At 6-foot-5 plus high heels, attorney Iciss Tillis is an imposing figure when she enters a courtroom. After several seasons in the WNBA—one with the New York Liberty—as well as overseas, Tillis felt she needed to figure out her future. The Duke University graduate decided to go to law school and then earn a LL.M. in international sports law and a master’s degree in sports management.

Today, she is an associate attorney at Hall Estill in the firm’s Labor & Employment group. She chose that area of the law because when a law school professor had her research the commissioners of pro sports leagues, she discovered most of them had been labor and employment attorneys.

“It’s not as exciting as seeing me dunk on people on the court, but it’s a different court,” said Tillis, who retired from pro hoops in 2011. “It is still very exciting; you just have to learn the rules.”
She fell off the basketball radar when she decided to pursue the law—although she did do a legal internship at the NBA—but if someone checks out interviews she did during high school and college, she often said she wanted to become an attorney. Tillis spent more than two years at a New York law firm, but when the pandemic hit, she decided to return home to Tulsa, Oklahoma.

• • • • •

Prompt 1
In the profile of Iciss Tillis, copy word for word the part from "Today, she is" up to and including "and employment attorneys.".
Prompt 2
Translate this sentence from the profile of Iciss Tillis into Spanish: "Today, she is an associate attorney at Hall Estill in the firm’s Labor & Employment group."

Page segmentation data
• • • • •

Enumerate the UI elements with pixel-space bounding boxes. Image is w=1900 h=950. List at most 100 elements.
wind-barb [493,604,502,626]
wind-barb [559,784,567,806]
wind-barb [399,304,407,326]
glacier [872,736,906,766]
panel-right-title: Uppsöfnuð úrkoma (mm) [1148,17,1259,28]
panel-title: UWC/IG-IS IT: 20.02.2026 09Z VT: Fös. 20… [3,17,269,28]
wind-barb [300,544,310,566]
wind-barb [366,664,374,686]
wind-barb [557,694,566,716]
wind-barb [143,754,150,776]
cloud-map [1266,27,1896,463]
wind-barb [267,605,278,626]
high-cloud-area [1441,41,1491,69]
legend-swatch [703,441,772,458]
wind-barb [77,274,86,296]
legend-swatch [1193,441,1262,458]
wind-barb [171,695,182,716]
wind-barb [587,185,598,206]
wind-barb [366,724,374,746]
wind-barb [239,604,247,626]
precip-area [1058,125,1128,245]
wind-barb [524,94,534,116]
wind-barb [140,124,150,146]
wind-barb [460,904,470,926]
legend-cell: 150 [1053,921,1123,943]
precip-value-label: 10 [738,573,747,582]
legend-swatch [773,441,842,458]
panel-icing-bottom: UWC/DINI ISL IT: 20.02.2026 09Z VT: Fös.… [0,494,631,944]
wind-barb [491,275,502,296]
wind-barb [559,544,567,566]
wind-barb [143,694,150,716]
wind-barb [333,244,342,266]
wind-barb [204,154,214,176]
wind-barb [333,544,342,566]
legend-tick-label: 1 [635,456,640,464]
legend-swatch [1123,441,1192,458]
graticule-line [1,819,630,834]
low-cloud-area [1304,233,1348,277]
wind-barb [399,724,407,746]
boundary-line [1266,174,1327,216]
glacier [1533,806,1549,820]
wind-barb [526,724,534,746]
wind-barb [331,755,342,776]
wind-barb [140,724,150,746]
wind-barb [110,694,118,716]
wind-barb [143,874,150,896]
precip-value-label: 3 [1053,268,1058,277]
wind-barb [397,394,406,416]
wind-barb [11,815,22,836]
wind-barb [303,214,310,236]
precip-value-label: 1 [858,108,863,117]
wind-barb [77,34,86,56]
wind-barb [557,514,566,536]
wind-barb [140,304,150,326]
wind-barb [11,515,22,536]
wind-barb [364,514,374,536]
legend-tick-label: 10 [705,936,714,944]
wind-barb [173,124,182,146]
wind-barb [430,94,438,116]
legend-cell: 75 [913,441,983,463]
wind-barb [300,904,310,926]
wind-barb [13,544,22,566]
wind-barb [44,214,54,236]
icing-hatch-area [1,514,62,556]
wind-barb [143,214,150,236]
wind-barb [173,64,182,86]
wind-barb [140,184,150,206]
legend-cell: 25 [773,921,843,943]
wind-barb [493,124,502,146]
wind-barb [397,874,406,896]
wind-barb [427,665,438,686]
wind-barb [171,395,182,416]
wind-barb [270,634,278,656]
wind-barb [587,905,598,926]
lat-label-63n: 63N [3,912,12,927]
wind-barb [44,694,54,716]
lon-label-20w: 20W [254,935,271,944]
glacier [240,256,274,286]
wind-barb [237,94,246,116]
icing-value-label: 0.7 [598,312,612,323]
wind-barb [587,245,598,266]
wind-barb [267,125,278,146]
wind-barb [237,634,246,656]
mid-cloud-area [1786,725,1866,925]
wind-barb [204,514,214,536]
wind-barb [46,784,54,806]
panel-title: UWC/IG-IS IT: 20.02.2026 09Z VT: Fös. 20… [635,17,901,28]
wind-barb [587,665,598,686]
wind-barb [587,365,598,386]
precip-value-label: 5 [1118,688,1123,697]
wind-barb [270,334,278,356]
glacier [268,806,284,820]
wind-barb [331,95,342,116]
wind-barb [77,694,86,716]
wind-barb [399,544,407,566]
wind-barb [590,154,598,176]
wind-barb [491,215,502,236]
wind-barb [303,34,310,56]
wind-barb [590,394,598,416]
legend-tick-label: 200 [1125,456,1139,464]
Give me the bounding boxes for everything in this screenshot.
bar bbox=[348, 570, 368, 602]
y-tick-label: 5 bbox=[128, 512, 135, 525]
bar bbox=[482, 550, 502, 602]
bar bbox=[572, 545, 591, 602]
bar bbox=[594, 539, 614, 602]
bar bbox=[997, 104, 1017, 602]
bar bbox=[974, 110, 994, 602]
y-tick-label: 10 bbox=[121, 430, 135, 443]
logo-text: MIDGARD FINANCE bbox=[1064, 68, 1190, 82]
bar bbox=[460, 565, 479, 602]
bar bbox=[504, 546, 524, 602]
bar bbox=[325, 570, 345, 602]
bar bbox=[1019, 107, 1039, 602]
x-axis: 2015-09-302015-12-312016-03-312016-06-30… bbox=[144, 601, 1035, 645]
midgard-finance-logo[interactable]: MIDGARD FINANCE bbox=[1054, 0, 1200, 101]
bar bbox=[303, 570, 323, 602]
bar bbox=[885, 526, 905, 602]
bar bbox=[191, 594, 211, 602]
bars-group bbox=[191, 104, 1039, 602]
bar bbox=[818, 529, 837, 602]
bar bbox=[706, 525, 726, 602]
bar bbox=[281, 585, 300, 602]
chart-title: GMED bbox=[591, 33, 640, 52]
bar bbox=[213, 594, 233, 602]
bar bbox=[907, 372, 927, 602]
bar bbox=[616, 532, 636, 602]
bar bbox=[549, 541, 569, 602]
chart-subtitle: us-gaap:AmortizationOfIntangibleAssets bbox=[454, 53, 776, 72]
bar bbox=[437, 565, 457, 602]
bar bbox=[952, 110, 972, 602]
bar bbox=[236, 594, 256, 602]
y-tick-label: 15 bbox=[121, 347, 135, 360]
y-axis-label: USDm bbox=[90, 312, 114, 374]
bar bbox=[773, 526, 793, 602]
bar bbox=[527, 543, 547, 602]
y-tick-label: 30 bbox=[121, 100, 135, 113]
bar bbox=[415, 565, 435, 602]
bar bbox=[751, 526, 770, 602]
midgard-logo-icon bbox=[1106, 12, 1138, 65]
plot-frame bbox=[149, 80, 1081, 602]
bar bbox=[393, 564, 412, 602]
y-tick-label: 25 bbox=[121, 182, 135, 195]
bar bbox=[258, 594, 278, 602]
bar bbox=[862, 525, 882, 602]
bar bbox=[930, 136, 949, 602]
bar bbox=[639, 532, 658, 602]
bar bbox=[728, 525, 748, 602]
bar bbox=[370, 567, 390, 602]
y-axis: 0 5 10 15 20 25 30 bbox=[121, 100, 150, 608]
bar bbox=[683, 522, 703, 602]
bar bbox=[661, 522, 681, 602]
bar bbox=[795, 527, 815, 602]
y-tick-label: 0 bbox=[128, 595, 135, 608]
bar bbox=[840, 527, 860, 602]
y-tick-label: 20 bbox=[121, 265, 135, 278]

• • • • •

Solution 1
Today, she is an associate attorney at Hall Estill in the firm’s Labor & Employment group. She chose that area of the law because when a law school professor had her research the commissioners of pro sports leagues, she discovered most of them had been labor and employment attorneys.

Solution 2
Hoy es abogada asociada en Hall Estill, en el grupo de Derecho Laboral y de Empleo del bufete.